Stored records

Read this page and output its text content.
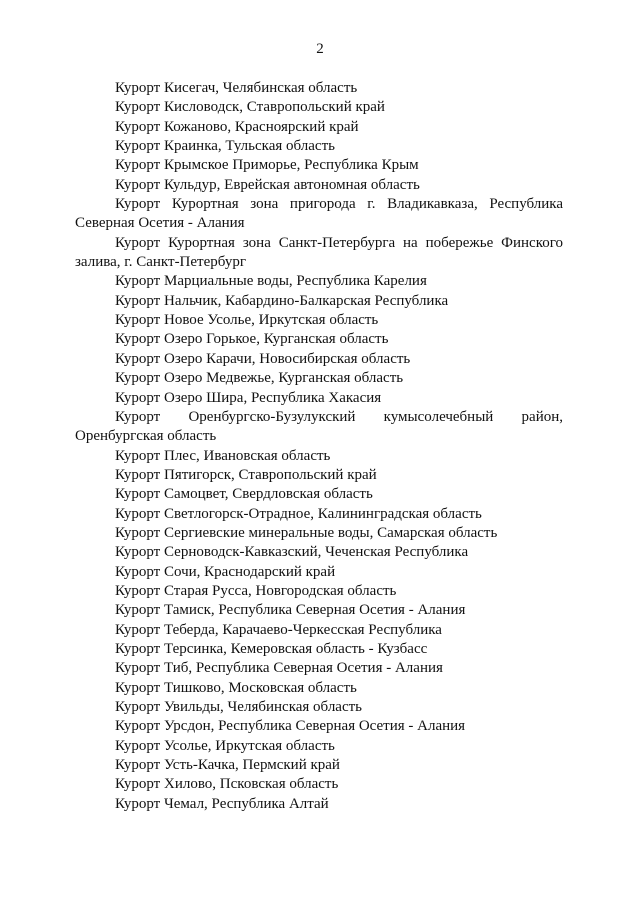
2
Курорт Кисегач, Челябинская область
Курорт Кисловодск, Ставропольский край
Курорт Кожаново, Красноярский край
Курорт Краинка, Тульская область
Курорт Крымское Приморье, Республика Крым
Курорт Кульдур, Еврейская автономная область
Курорт Курортная зона пригорода г. Владикавказа, Республика Северная Осетия - Алания
Курорт Курортная зона Санкт-Петербурга на побережье Финского залива, г. Санкт-Петербург
Курорт Марциальные воды, Республика Карелия
Курорт Нальчик, Кабардино-Балкарская Республика
Курорт Новое Усолье, Иркутская область
Курорт Озеро Горькое, Курганская область
Курорт Озеро Карачи, Новосибирская область
Курорт Озеро Медвежье, Курганская область
Курорт Озеро Шира, Республика Хакасия
Курорт Оренбургско-Бузулукский кумысолечебный район, Оренбургская область
Курорт Плес, Ивановская область
Курорт Пятигорск, Ставропольский край
Курорт Самоцвет, Свердловская область
Курорт Светлогорск-Отрадное, Калининградская область
Курорт Сергиевские минеральные воды, Самарская область
Курорт Серноводск-Кавказский, Чеченская Республика
Курорт Сочи, Краснодарский край
Курорт Старая Русса, Новгородская область
Курорт Тамиск, Республика Северная Осетия - Алания
Курорт Теберда, Карачаево-Черкесская Республика
Курорт Терсинка, Кемеровская область - Кузбасс
Курорт Тиб, Республика Северная Осетия - Алания
Курорт Тишково, Московская область
Курорт Увильды, Челябинская область
Курорт Урсдон, Республика Северная Осетия - Алания
Курорт Усолье, Иркутская область
Курорт Усть-Качка, Пермский край
Курорт Хилово, Псковская область
Курорт Чемал, Республика Алтай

> WORK INSTRUCTIONS:
Write out the material above again, word for word, minus its pictures.

> REPLY TO THE EXERCISE:
Read this page and output its text content.
2
Курорт Кисегач, Челябинская область
Курорт Кисловодск, Ставропольский край
Курорт Кожаново, Красноярский край
Курорт Краинка, Тульская область
Курорт Крымское Приморье, Республика Крым
Курорт Кульдур, Еврейская автономная область
Курорт Курортная зона пригорода г. Владикавказа, Республика Северная Осетия - Алания
Курорт Курортная зона Санкт-Петербурга на побережье Финского залива, г. Санкт-Петербург
Курорт Марциальные воды, Республика Карелия
Курорт Нальчик, Кабардино-Балкарская Республика
Курорт Новое Усолье, Иркутская область
Курорт Озеро Горькое, Курганская область
Курорт Озеро Карачи, Новосибирская область
Курорт Озеро Медвежье, Курганская область
Курорт Озеро Шира, Республика Хакасия
Курорт Оренбургско-Бузулукский кумысолечебный район, Оренбургская область
Курорт Плес, Ивановская область
Курорт Пятигорск, Ставропольский край
Курорт Самоцвет, Свердловская область
Курорт Светлогорск-Отрадное, Калининградская область
Курорт Сергиевские минеральные воды, Самарская область
Курорт Серноводск-Кавказский, Чеченская Республика
Курорт Сочи, Краснодарский край
Курорт Старая Русса, Новгородская область
Курорт Тамиск, Республика Северная Осетия - Алания
Курорт Теберда, Карачаево-Черкесская Республика
Курорт Терсинка, Кемеровская область - Кузбасс
Курорт Тиб, Республика Северная Осетия - Алания
Курорт Тишково, Московская область
Курорт Увильды, Челябинская область
Курорт Урсдон, Республика Северная Осетия - Алания
Курорт Усолье, Иркутская область
Курорт Усть-Качка, Пермский край
Курорт Хилово, Псковская область
Курорт Чемал, Республика Алтай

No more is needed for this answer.